Exercise brief
Reproduce every entry below precisely; do not include the pictures.

Data in this exercise
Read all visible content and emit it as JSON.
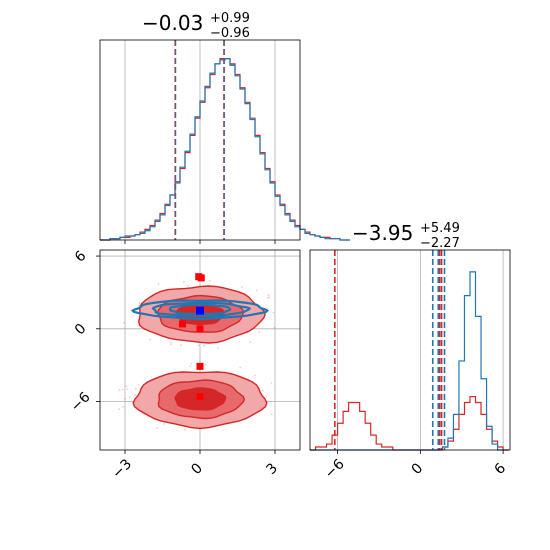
{
  "figure": {
    "type": "corner_plot",
    "colors": {
      "red": "#d62728",
      "blue": "#1f77b4",
      "marker_blue": "#0000ff",
      "marker_red": "#ff0000",
      "grid": "#b0b0b0",
      "fill_light": "#f0a0a0",
      "fill_dark": "#d62728"
    }
  },
  "chart_data": [
    {
      "panel": "top-left",
      "type": "histogram",
      "title": {
        "value": "−0.03",
        "plus": "+0.99",
        "minus": "−0.96"
      },
      "xlim": [
        -4,
        4
      ],
      "grid": true,
      "bins_edges_start": -4.0,
      "bin_width": 0.2,
      "series": [
        {
          "color": "red",
          "counts": [
            0,
            0,
            1,
            1,
            2,
            2,
            3,
            4,
            6,
            8,
            11,
            15,
            20,
            27,
            34,
            44,
            54,
            66,
            79,
            92,
            104,
            115,
            125,
            133,
            137,
            137,
            133,
            125,
            115,
            104,
            92,
            79,
            66,
            54,
            44,
            34,
            27,
            20,
            15,
            11,
            8,
            6,
            4,
            3,
            2,
            2,
            1,
            1,
            0,
            0
          ]
        },
        {
          "color": "blue",
          "counts": [
            0,
            0,
            1,
            1,
            2,
            3,
            3,
            4,
            5,
            7,
            10,
            14,
            19,
            26,
            34,
            43,
            55,
            67,
            80,
            93,
            105,
            116,
            126,
            133,
            136,
            137,
            132,
            124,
            114,
            103,
            91,
            78,
            65,
            53,
            43,
            33,
            26,
            19,
            14,
            10,
            8,
            5,
            4,
            3,
            2,
            1,
            1,
            1,
            0,
            0
          ]
        }
      ],
      "quantile_lines": [
        {
          "color": "red",
          "values": [
            -0.99,
            0.96
          ]
        },
        {
          "color": "blue",
          "values": [
            -0.98,
            0.97
          ]
        }
      ]
    },
    {
      "panel": "bottom-left",
      "type": "contour_scatter",
      "xlim": [
        -4,
        4
      ],
      "ylim": [
        -10,
        6.5
      ],
      "xticks": [
        -3,
        0,
        3
      ],
      "yticks": [
        -6,
        0,
        6
      ],
      "xtick_labels": [
        "−3",
        "0",
        "3"
      ],
      "ytick_labels": [
        "−6",
        "0",
        "6"
      ],
      "grid": true,
      "red_modes": [
        {
          "cx": 0.0,
          "cy": -5.8,
          "levels": [
            {
              "rx": 2.6,
              "ry": 2.3,
              "fill": "light"
            },
            {
              "rx": 1.7,
              "ry": 1.55,
              "fill": "mid"
            },
            {
              "rx": 1.0,
              "ry": 0.9,
              "fill": "dark"
            }
          ]
        },
        {
          "cx": 0.0,
          "cy": 1.2,
          "levels": [
            {
              "rx": 2.5,
              "ry": 2.3,
              "fill": "light"
            },
            {
              "rx": 1.7,
              "ry": 1.5,
              "fill": "mid"
            },
            {
              "rx": 0.95,
              "ry": 0.85,
              "fill": "dark"
            }
          ]
        }
      ],
      "blue_mode": {
        "cx": 0.0,
        "cy": 1.6,
        "levels": [
          {
            "rx": 2.6,
            "ry": 0.75
          },
          {
            "rx": 1.9,
            "ry": 0.55
          },
          {
            "rx": 1.2,
            "ry": 0.4
          }
        ]
      },
      "red_markers": [
        {
          "x": -0.05,
          "y": 4.3
        },
        {
          "x": 0.05,
          "y": 4.2
        },
        {
          "x": -0.7,
          "y": 0.4
        },
        {
          "x": 0.0,
          "y": 0.0
        },
        {
          "x": 0.0,
          "y": -3.1
        },
        {
          "x": 0.0,
          "y": -5.6
        }
      ],
      "blue_markers": [
        {
          "x": 0.0,
          "y": 1.5
        }
      ]
    },
    {
      "panel": "bottom-right",
      "type": "histogram",
      "title": {
        "value": "−3.95",
        "plus": "+5.49",
        "minus": "−2.27"
      },
      "xlim": [
        -8,
        6.5
      ],
      "xticks": [
        -6,
        0,
        6
      ],
      "xtick_labels": [
        "−6",
        "0",
        "6"
      ],
      "grid": true,
      "bins_edges_start": -8.0,
      "bin_width": 0.4,
      "series": [
        {
          "color": "red",
          "counts": [
            0,
            1,
            1,
            2,
            5,
            9,
            13,
            16,
            16,
            13,
            9,
            5,
            2,
            1,
            1,
            0,
            0,
            0,
            0,
            0,
            0,
            0,
            0,
            0,
            1,
            3,
            7,
            12,
            16,
            18,
            16,
            12,
            7,
            3,
            1,
            0
          ]
        },
        {
          "color": "blue",
          "counts": [
            0,
            0,
            0,
            0,
            0,
            0,
            0,
            0,
            0,
            0,
            0,
            0,
            0,
            0,
            0,
            0,
            0,
            0,
            0,
            0,
            0,
            0,
            0,
            0,
            1,
            4,
            12,
            30,
            52,
            60,
            45,
            24,
            8,
            2,
            0,
            0
          ]
        }
      ],
      "quantile_lines": [
        {
          "color": "red",
          "values": [
            -6.2,
            1.54
          ]
        },
        {
          "color": "blue",
          "values": [
            0.9,
            1.75
          ]
        }
      ],
      "center_lines": [
        {
          "color": "red",
          "value": 1.4
        },
        {
          "color": "blue",
          "value": 1.3
        }
      ]
    }
  ]
}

Solution to the problem
Read all visible content and emit it as JSON.
{
  "figure": {
    "type": "corner_plot",
    "colors": {
      "red": "#d62728",
      "blue": "#1f77b4",
      "marker_blue": "#0000ff",
      "marker_red": "#ff0000",
      "grid": "#b0b0b0",
      "fill_light": "#f0a0a0",
      "fill_dark": "#d62728"
    }
  },
  "chart_data": [
    {
      "panel": "top-left",
      "type": "histogram",
      "title": {
        "value": "−0.03",
        "plus": "+0.99",
        "minus": "−0.96"
      },
      "xlim": [
        -4,
        4
      ],
      "grid": true,
      "bins_edges_start": -4.0,
      "bin_width": 0.2,
      "series": [
        {
          "color": "red",
          "counts": [
            0,
            0,
            1,
            1,
            2,
            2,
            3,
            4,
            6,
            8,
            11,
            15,
            20,
            27,
            34,
            44,
            54,
            66,
            79,
            92,
            104,
            115,
            125,
            133,
            137,
            137,
            133,
            125,
            115,
            104,
            92,
            79,
            66,
            54,
            44,
            34,
            27,
            20,
            15,
            11,
            8,
            6,
            4,
            3,
            2,
            2,
            1,
            1,
            0,
            0
          ]
        },
        {
          "color": "blue",
          "counts": [
            0,
            0,
            1,
            1,
            2,
            3,
            3,
            4,
            5,
            7,
            10,
            14,
            19,
            26,
            34,
            43,
            55,
            67,
            80,
            93,
            105,
            116,
            126,
            133,
            136,
            137,
            132,
            124,
            114,
            103,
            91,
            78,
            65,
            53,
            43,
            33,
            26,
            19,
            14,
            10,
            8,
            5,
            4,
            3,
            2,
            1,
            1,
            1,
            0,
            0
          ]
        }
      ],
      "quantile_lines": [
        {
          "color": "red",
          "values": [
            -0.99,
            0.96
          ]
        },
        {
          "color": "blue",
          "values": [
            -0.98,
            0.97
          ]
        }
      ]
    },
    {
      "panel": "bottom-left",
      "type": "contour_scatter",
      "xlim": [
        -4,
        4
      ],
      "ylim": [
        -10,
        6.5
      ],
      "xticks": [
        -3,
        0,
        3
      ],
      "yticks": [
        -6,
        0,
        6
      ],
      "xtick_labels": [
        "−3",
        "0",
        "3"
      ],
      "ytick_labels": [
        "−6",
        "0",
        "6"
      ],
      "grid": true,
      "red_modes": [
        {
          "cx": 0.0,
          "cy": -5.8,
          "levels": [
            {
              "rx": 2.6,
              "ry": 2.3,
              "fill": "light"
            },
            {
              "rx": 1.7,
              "ry": 1.55,
              "fill": "mid"
            },
            {
              "rx": 1.0,
              "ry": 0.9,
              "fill": "dark"
            }
          ]
        },
        {
          "cx": 0.0,
          "cy": 1.2,
          "levels": [
            {
              "rx": 2.5,
              "ry": 2.3,
              "fill": "light"
            },
            {
              "rx": 1.7,
              "ry": 1.5,
              "fill": "mid"
            },
            {
              "rx": 0.95,
              "ry": 0.85,
              "fill": "dark"
            }
          ]
        }
      ],
      "blue_mode": {
        "cx": 0.0,
        "cy": 1.6,
        "levels": [
          {
            "rx": 2.6,
            "ry": 0.75
          },
          {
            "rx": 1.9,
            "ry": 0.55
          },
          {
            "rx": 1.2,
            "ry": 0.4
          }
        ]
      },
      "red_markers": [
        {
          "x": -0.05,
          "y": 4.3
        },
        {
          "x": 0.05,
          "y": 4.2
        },
        {
          "x": -0.7,
          "y": 0.4
        },
        {
          "x": 0.0,
          "y": 0.0
        },
        {
          "x": 0.0,
          "y": -3.1
        },
        {
          "x": 0.0,
          "y": -5.6
        }
      ],
      "blue_markers": [
        {
          "x": 0.0,
          "y": 1.5
        }
      ]
    },
    {
      "panel": "bottom-right",
      "type": "histogram",
      "title": {
        "value": "−3.95",
        "plus": "+5.49",
        "minus": "−2.27"
      },
      "xlim": [
        -8,
        6.5
      ],
      "xticks": [
        -6,
        0,
        6
      ],
      "xtick_labels": [
        "−6",
        "0",
        "6"
      ],
      "grid": true,
      "bins_edges_start": -8.0,
      "bin_width": 0.4,
      "series": [
        {
          "color": "red",
          "counts": [
            0,
            1,
            1,
            2,
            5,
            9,
            13,
            16,
            16,
            13,
            9,
            5,
            2,
            1,
            1,
            0,
            0,
            0,
            0,
            0,
            0,
            0,
            0,
            0,
            1,
            3,
            7,
            12,
            16,
            18,
            16,
            12,
            7,
            3,
            1,
            0
          ]
        },
        {
          "color": "blue",
          "counts": [
            0,
            0,
            0,
            0,
            0,
            0,
            0,
            0,
            0,
            0,
            0,
            0,
            0,
            0,
            0,
            0,
            0,
            0,
            0,
            0,
            0,
            0,
            0,
            0,
            1,
            4,
            12,
            30,
            52,
            60,
            45,
            24,
            8,
            2,
            0,
            0
          ]
        }
      ],
      "quantile_lines": [
        {
          "color": "red",
          "values": [
            -6.2,
            1.54
          ]
        },
        {
          "color": "blue",
          "values": [
            0.9,
            1.75
          ]
        }
      ],
      "center_lines": [
        {
          "color": "red",
          "value": 1.4
        },
        {
          "color": "blue",
          "value": 1.3
        }
      ]
    }
  ]
}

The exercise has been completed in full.